### Required work:
Every entry must be given again exactly.

** BEGIN Provided entries **

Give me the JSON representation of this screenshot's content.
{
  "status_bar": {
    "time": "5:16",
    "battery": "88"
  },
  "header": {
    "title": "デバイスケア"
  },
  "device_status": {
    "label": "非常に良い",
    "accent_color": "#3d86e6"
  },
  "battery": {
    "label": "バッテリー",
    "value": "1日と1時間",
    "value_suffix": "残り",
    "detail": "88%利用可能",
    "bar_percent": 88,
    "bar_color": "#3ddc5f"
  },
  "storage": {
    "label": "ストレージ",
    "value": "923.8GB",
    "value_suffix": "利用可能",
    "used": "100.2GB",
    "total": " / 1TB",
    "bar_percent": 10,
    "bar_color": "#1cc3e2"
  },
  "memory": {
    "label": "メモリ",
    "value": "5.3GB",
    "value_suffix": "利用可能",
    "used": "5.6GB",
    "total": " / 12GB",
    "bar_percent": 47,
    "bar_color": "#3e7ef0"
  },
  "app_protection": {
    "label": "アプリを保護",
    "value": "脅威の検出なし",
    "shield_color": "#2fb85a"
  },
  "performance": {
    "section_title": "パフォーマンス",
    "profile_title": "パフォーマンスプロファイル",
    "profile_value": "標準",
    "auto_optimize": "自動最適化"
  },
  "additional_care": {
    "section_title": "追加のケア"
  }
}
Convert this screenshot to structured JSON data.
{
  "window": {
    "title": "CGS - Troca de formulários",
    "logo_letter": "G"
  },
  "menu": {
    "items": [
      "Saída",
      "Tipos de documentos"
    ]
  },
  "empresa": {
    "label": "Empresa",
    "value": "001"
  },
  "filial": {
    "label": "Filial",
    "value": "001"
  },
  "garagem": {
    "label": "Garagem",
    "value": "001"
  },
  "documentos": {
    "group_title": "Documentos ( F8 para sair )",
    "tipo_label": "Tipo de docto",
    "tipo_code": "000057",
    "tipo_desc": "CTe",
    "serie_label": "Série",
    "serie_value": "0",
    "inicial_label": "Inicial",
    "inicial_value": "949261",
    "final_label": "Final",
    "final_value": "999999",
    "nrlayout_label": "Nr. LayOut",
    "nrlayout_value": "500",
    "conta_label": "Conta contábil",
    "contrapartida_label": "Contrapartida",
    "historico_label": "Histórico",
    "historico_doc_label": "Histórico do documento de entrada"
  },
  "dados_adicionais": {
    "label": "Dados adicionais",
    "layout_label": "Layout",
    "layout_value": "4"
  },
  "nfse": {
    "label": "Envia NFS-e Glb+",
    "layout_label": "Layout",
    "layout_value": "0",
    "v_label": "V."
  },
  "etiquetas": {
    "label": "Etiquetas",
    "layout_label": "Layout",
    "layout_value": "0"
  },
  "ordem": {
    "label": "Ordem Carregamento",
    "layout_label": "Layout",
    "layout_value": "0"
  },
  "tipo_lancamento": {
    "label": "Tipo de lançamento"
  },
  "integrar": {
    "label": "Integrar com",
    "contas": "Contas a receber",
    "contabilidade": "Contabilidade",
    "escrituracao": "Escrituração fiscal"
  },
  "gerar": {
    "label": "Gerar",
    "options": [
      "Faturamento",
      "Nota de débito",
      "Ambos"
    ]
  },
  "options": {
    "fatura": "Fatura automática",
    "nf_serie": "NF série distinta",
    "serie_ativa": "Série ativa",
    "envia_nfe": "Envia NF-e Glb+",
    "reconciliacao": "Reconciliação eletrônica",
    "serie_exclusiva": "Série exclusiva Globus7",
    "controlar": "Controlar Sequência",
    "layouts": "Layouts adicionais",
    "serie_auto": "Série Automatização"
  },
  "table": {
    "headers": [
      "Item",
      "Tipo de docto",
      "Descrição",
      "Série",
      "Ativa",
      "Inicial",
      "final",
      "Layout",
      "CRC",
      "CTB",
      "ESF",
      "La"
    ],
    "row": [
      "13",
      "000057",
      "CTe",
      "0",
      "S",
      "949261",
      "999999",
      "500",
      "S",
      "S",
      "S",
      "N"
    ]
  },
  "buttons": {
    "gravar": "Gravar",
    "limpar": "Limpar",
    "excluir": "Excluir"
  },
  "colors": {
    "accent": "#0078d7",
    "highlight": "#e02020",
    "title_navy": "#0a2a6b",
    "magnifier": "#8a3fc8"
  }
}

** END Provided entries **

### Result for this exercise:
Give me the JSON representation of this screenshot's content.
{
  "status_bar": {
    "time": "5:16",
    "battery": "88"
  },
  "header": {
    "title": "デバイスケア"
  },
  "device_status": {
    "label": "非常に良い",
    "accent_color": "#3d86e6"
  },
  "battery": {
    "label": "バッテリー",
    "value": "1日と1時間",
    "value_suffix": "残り",
    "detail": "88%利用可能",
    "bar_percent": 88,
    "bar_color": "#3ddc5f"
  },
  "storage": {
    "label": "ストレージ",
    "value": "923.8GB",
    "value_suffix": "利用可能",
    "used": "100.2GB",
    "total": " / 1TB",
    "bar_percent": 10,
    "bar_color": "#1cc3e2"
  },
  "memory": {
    "label": "メモリ",
    "value": "5.3GB",
    "value_suffix": "利用可能",
    "used": "5.6GB",
    "total": " / 12GB",
    "bar_percent": 47,
    "bar_color": "#3e7ef0"
  },
  "app_protection": {
    "label": "アプリを保護",
    "value": "脅威の検出なし",
    "shield_color": "#2fb85a"
  },
  "performance": {
    "section_title": "パフォーマンス",
    "profile_title": "パフォーマンスプロファイル",
    "profile_value": "標準",
    "auto_optimize": "自動最適化"
  },
  "additional_care": {
    "section_title": "追加のケア"
  }
}
Convert this screenshot to structured JSON data.
{
  "window": {
    "title": "CGS - Troca de formulários",
    "logo_letter": "G"
  },
  "menu": {
    "items": [
      "Saída",
      "Tipos de documentos"
    ]
  },
  "empresa": {
    "label": "Empresa",
    "value": "001"
  },
  "filial": {
    "label": "Filial",
    "value": "001"
  },
  "garagem": {
    "label": "Garagem",
    "value": "001"
  },
  "documentos": {
    "group_title": "Documentos ( F8 para sair )",
    "tipo_label": "Tipo de docto",
    "tipo_code": "000057",
    "tipo_desc": "CTe",
    "serie_label": "Série",
    "serie_value": "0",
    "inicial_label": "Inicial",
    "inicial_value": "949261",
    "final_label": "Final",
    "final_value": "999999",
    "nrlayout_label": "Nr. LayOut",
    "nrlayout_value": "500",
    "conta_label": "Conta contábil",
    "contrapartida_label": "Contrapartida",
    "historico_label": "Histórico",
    "historico_doc_label": "Histórico do documento de entrada"
  },
  "dados_adicionais": {
    "label": "Dados adicionais",
    "layout_label": "Layout",
    "layout_value": "4"
  },
  "nfse": {
    "label": "Envia NFS-e Glb+",
    "layout_label": "Layout",
    "layout_value": "0",
    "v_label": "V."
  },
  "etiquetas": {
    "label": "Etiquetas",
    "layout_label": "Layout",
    "layout_value": "0"
  },
  "ordem": {
    "label": "Ordem Carregamento",
    "layout_label": "Layout",
    "layout_value": "0"
  },
  "tipo_lancamento": {
    "label": "Tipo de lançamento"
  },
  "integrar": {
    "label": "Integrar com",
    "contas": "Contas a receber",
    "contabilidade": "Contabilidade",
    "escrituracao": "Escrituração fiscal"
  },
  "gerar": {
    "label": "Gerar",
    "options": [
      "Faturamento",
      "Nota de débito",
      "Ambos"
    ]
  },
  "options": {
    "fatura": "Fatura automática",
    "nf_serie": "NF série distinta",
    "serie_ativa": "Série ativa",
    "envia_nfe": "Envia NF-e Glb+",
    "reconciliacao": "Reconciliação eletrônica",
    "serie_exclusiva": "Série exclusiva Globus7",
    "controlar": "Controlar Sequência",
    "layouts": "Layouts adicionais",
    "serie_auto": "Série Automatização"
  },
  "table": {
    "headers": [
      "Item",
      "Tipo de docto",
      "Descrição",
      "Série",
      "Ativa",
      "Inicial",
      "final",
      "Layout",
      "CRC",
      "CTB",
      "ESF",
      "La"
    ],
    "row": [
      "13",
      "000057",
      "CTe",
      "0",
      "S",
      "949261",
      "999999",
      "500",
      "S",
      "S",
      "S",
      "N"
    ]
  },
  "buttons": {
    "gravar": "Gravar",
    "limpar": "Limpar",
    "excluir": "Excluir"
  },
  "colors": {
    "accent": "#0078d7",
    "highlight": "#e02020",
    "title_navy": "#0a2a6b",
    "magnifier": "#8a3fc8"
  }
}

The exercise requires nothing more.